Crying in Front of the Teacher

Today was up and down and up and down… I did some pretty fun things today and managed the class completely on my own while my classroom teacher took some students to the computer lab for a test. I kept it mostly under control. I was standing at her desk helping students put fasteners on the craft we made and I looked up from the fastener to check on the students. I noticed they were all behaving (mostly) and that I was the only adult in the room. It was the first time ever I have been the only adult in the room with my students for more than a minute. It is much different than being one of three or even two teachers.

The down hit right before recess when I royally screwed up. There is a student that things are happening with that make it hard for me to figure out how to manage his behavior and I have been delegating the discipline of this student to my classroom teacher because I cannot handle it. She always seems to know exactly what to say and do to keep the fires from getting lit instead of running around like a crazy person trying to put fires out with a dixie cup like I do. I know I cannot expect to be perfect but I do expect myself to be perfect.

Then at recess things brightened up a little. I had a student come up to me and complain about how she fell down and was getting a bruise. She stood in front of me and whined. I asked her if she what bruises meant. She just stared at me. I said, “bruises mean you did something fun. It may not have worked out but in the meantime it was fun.” She laughed but kept whining. I showed her this giant bruise on my arm (after taking my coat off and then my sweater because I could not pull either sleeve up high enough to show the bruise). I told her how I got it, which is a pretty funny story. I was trying to go to the bathroom in the middle of the night and instead of turning into the bathroom I turned the other way and smacked my arm on the stair rail. She thought it was the funniest thing ever and went off to tell all of the other students in the class.

My last mistake was at the end of the day. My teacher was out of the room testing. A student decided he was not going to participate and was loudly saying that school was stupid and he hated everything. I gave him two choices you can do a math game with the class or a worksheet I wrote up on the spot. He refused to do either. I had several students say they did not want to participate in the game because the other student was not. I told them since he was not participating in the game he was doing other work that he was not going to like. When I told this to my teacher, she said that was my mistake. Saying that he wouldn’t like it. The other students participated but the one did nothing. He and I are going to do the problems I wrote down for him on Monday instead.

GIVEN TASK: Using the classroom post above, mark each statement yes or no and quote the words from the post that decide it. (a) Before this day, the writer had already been the only adult in the room with the students for more than a minute. (b) The writer's bruise came from hitting a stair rail at night. (c) The student who refused the math game ended up doing nothing.

INFORMATION PROVIDED:
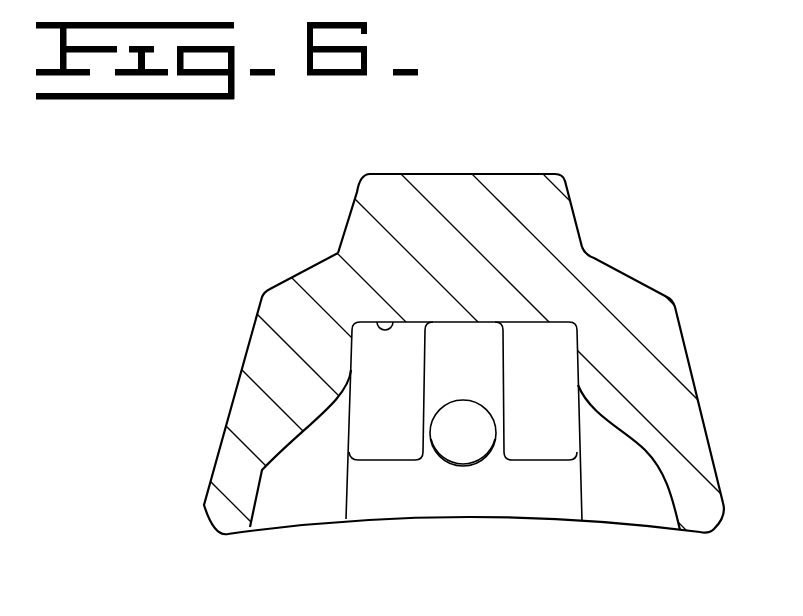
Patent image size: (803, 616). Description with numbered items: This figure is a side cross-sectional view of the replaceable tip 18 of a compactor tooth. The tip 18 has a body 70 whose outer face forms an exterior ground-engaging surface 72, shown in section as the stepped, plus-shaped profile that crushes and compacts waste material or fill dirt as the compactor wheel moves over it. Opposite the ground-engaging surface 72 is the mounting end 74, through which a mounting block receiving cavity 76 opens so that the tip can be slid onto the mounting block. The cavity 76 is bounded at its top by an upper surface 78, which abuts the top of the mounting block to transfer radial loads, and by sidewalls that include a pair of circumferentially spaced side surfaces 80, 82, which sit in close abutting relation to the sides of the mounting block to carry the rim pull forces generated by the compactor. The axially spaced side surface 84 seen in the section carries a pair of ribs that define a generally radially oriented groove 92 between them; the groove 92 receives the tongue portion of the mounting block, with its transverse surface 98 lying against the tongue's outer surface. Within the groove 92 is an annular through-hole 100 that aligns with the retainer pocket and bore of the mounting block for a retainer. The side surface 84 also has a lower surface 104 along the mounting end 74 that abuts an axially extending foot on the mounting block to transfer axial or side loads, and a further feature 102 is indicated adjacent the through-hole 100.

SOLVED EXERCISE:
(a) No: "It was the first time ever I have been the only adult in the room with my students for more than a minute."
(b) Yes: "instead of turning into the bathroom I turned the other way and smacked my arm on the stair rail."
(c) Yes: "The other students participated but the one did nothing."